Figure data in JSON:
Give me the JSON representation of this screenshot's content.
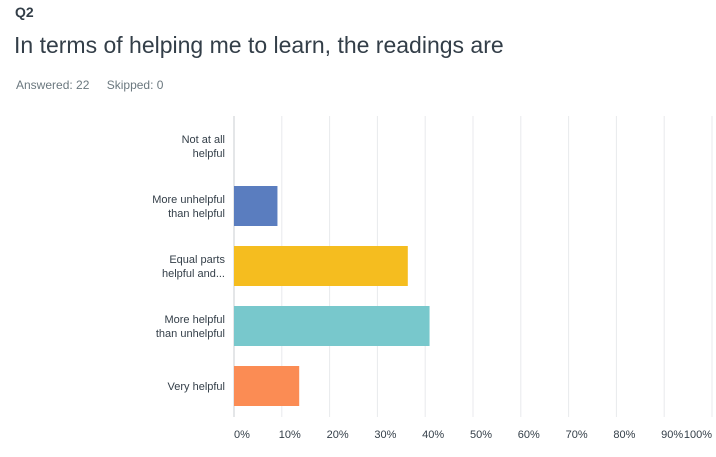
{
  "question": {
    "number": "Q2",
    "title": "In terms of helping me to learn, the readings are",
    "answered": "Answered: 22",
    "skipped": "Skipped: 0"
  },
  "chart_data": {
    "type": "bar",
    "orientation": "horizontal",
    "categories": [
      [
        "Not at all",
        "helpful"
      ],
      [
        "More unhelpful",
        "than helpful"
      ],
      [
        "Equal parts",
        "helpful and..."
      ],
      [
        "More helpful",
        "than unhelpful"
      ],
      [
        "Very helpful"
      ]
    ],
    "values": [
      0,
      9.09,
      36.36,
      40.91,
      13.64
    ],
    "colors": [
      "#b5b5b5",
      "#5a7dbf",
      "#f5bd1f",
      "#78c8cc",
      "#fb8c54"
    ],
    "xlim": [
      0,
      100
    ],
    "x_ticks": [
      "0%",
      "10%",
      "20%",
      "30%",
      "40%",
      "50%",
      "60%",
      "70%",
      "80%",
      "90%",
      "100%"
    ],
    "grid": true,
    "legend": "none"
  }
}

#### Exercise task
Pictures in the records above are left out; print everything else exactly as written.

#### Task result
Give me the JSON representation of this screenshot's content.
{
  "question": {
    "number": "Q2",
    "title": "In terms of helping me to learn, the readings are",
    "answered": "Answered: 22",
    "skipped": "Skipped: 0"
  },
  "chart_data": {
    "type": "bar",
    "orientation": "horizontal",
    "categories": [
      [
        "Not at all",
        "helpful"
      ],
      [
        "More unhelpful",
        "than helpful"
      ],
      [
        "Equal parts",
        "helpful and..."
      ],
      [
        "More helpful",
        "than unhelpful"
      ],
      [
        "Very helpful"
      ]
    ],
    "values": [
      0,
      9.09,
      36.36,
      40.91,
      13.64
    ],
    "colors": [
      "#b5b5b5",
      "#5a7dbf",
      "#f5bd1f",
      "#78c8cc",
      "#fb8c54"
    ],
    "xlim": [
      0,
      100
    ],
    "x_ticks": [
      "0%",
      "10%",
      "20%",
      "30%",
      "40%",
      "50%",
      "60%",
      "70%",
      "80%",
      "90%",
      "100%"
    ],
    "grid": true,
    "legend": "none"
  }
}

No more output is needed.